• [EXERCISE OBJECTIVE]
Reproduce the listing below, starting with the line that contains "Where is each element in this width=320, height=240" and going on through the line that contains "svg-text:B: B (518, 119, 531, 141)", both included, and leave the pictures out of your answer.

• [MATERIAL PROVIDED]
━━━━━━━━━━━━━━━━━━━━━━━━━━━━━━
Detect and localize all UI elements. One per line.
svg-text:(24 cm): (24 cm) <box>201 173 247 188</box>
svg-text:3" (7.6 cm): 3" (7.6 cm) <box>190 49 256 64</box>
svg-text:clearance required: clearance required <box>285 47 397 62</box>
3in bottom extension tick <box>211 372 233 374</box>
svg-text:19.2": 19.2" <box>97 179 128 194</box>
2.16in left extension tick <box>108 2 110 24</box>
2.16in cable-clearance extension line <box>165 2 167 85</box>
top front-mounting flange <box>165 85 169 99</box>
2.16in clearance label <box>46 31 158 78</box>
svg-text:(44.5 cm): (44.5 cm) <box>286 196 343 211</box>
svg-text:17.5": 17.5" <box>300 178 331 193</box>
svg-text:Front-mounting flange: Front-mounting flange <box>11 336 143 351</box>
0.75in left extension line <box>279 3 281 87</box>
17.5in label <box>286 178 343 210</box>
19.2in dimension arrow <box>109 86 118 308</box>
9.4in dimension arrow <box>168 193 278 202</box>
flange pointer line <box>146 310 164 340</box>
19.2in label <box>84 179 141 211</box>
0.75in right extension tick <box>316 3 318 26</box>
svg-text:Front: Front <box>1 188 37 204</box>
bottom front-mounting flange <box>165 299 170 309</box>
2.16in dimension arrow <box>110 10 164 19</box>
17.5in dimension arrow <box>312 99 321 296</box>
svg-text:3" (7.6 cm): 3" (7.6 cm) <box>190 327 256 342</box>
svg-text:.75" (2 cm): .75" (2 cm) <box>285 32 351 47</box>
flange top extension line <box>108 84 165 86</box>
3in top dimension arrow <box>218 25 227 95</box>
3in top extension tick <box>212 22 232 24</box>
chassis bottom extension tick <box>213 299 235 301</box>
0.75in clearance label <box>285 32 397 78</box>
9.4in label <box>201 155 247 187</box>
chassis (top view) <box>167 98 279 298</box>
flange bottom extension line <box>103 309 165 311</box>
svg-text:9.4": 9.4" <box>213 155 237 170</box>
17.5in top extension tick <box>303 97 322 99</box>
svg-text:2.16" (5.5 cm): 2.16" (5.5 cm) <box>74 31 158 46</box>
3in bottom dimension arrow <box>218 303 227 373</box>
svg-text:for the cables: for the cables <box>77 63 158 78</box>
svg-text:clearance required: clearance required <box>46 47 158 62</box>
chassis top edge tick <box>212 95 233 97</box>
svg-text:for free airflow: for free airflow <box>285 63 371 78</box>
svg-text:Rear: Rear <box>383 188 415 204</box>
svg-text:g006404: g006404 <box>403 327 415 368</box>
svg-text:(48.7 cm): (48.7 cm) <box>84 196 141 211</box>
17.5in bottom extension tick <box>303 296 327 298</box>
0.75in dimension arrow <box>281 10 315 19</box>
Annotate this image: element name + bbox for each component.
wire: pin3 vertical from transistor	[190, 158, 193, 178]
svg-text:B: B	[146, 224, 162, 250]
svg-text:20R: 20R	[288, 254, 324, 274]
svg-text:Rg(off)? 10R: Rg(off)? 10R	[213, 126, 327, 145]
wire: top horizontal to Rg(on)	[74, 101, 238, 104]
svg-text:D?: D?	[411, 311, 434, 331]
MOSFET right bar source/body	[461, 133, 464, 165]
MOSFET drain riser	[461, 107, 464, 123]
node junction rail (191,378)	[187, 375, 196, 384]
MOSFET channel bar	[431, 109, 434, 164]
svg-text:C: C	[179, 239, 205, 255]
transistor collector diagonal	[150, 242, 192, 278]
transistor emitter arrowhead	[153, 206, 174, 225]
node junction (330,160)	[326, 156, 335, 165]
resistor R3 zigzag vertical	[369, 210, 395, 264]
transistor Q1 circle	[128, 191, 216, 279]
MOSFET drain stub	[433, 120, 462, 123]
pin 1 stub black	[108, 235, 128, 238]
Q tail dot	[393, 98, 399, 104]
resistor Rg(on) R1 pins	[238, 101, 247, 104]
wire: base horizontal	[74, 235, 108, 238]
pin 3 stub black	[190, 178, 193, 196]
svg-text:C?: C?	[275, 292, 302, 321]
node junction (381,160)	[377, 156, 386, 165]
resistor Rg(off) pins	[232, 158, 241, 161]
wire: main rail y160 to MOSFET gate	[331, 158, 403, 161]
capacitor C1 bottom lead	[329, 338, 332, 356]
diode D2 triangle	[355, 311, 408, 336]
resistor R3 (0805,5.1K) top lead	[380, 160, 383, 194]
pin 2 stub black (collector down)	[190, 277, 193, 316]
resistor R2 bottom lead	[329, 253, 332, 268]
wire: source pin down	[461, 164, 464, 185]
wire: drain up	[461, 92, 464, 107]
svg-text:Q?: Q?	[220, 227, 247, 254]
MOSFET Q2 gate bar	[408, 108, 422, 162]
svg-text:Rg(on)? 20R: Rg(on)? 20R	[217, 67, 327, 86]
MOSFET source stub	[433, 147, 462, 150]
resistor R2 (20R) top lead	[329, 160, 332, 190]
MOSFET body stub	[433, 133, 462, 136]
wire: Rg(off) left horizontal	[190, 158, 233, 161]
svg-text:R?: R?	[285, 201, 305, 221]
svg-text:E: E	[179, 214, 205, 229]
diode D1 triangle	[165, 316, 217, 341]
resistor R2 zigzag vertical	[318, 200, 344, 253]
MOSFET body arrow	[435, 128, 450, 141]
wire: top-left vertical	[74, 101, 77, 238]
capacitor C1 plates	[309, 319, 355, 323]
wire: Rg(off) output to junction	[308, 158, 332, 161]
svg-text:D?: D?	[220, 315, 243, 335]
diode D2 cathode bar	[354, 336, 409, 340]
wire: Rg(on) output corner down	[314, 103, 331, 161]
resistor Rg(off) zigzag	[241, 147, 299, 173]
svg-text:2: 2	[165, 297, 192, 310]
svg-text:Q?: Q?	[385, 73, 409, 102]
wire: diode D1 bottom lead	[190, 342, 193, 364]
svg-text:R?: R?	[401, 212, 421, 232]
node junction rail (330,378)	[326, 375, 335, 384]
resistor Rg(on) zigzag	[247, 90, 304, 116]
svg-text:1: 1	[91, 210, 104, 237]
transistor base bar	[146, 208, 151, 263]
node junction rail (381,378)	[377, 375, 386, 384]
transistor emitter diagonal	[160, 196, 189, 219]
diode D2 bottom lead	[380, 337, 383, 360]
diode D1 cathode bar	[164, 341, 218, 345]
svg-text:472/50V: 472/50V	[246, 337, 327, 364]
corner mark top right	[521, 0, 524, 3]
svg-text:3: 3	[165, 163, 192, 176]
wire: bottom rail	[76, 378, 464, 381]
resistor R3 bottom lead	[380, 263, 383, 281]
━━━━━━━━━━━━━━━━━━━━━━━━━━━━━━
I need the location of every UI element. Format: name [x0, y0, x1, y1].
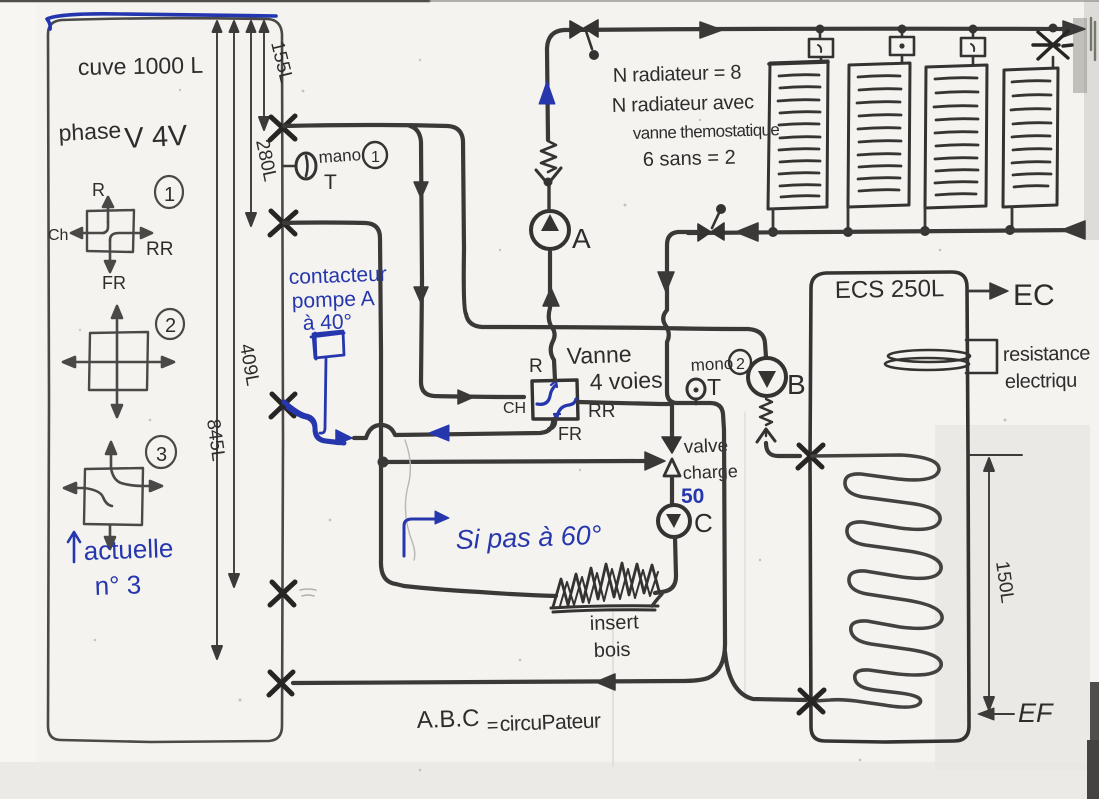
━━━━━━━━━━━━━━━━━━━━━━━━━━━━━━
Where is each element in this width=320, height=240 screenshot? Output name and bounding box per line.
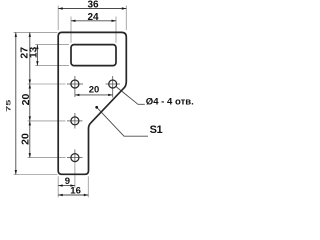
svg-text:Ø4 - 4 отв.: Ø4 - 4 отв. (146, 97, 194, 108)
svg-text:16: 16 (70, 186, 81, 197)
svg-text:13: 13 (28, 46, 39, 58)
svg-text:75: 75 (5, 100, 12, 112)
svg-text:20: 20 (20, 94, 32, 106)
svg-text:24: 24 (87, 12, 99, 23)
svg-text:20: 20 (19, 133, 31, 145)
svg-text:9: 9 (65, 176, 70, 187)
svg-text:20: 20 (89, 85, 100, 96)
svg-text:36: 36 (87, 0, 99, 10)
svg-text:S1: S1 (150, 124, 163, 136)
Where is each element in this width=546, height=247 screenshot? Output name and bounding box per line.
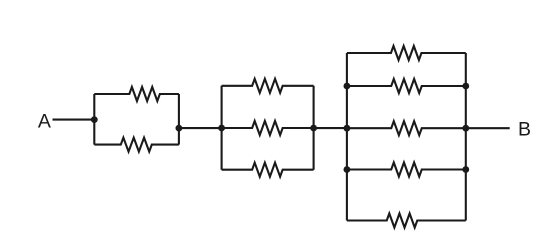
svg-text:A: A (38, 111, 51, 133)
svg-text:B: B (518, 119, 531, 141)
━━━━━━━━━━━━━━━━━━━━━━━━━━━━━━
• [RESULT]
Where is each element in this width=320, height=240 screenshot? Output name and bounding box per line.
svg-text:Ø4 - 4 отв.: Ø4 - 4 отв. (146, 97, 194, 108)
svg-text:16: 16 (70, 186, 81, 197)
svg-text:13: 13 (28, 46, 39, 58)
svg-text:75: 75 (5, 100, 12, 112)
svg-text:20: 20 (20, 94, 32, 106)
svg-text:24: 24 (87, 12, 99, 23)
svg-text:20: 20 (19, 133, 31, 145)
svg-text:9: 9 (65, 176, 70, 187)
svg-text:20: 20 (89, 85, 100, 96)
svg-text:36: 36 (87, 0, 99, 10)
svg-text:S1: S1 (150, 124, 163, 136)
Where is each element in this width=546, height=247 screenshot? Output name and bounding box per line.
svg-text:A: A (38, 111, 51, 133)
svg-text:B: B (518, 119, 531, 141)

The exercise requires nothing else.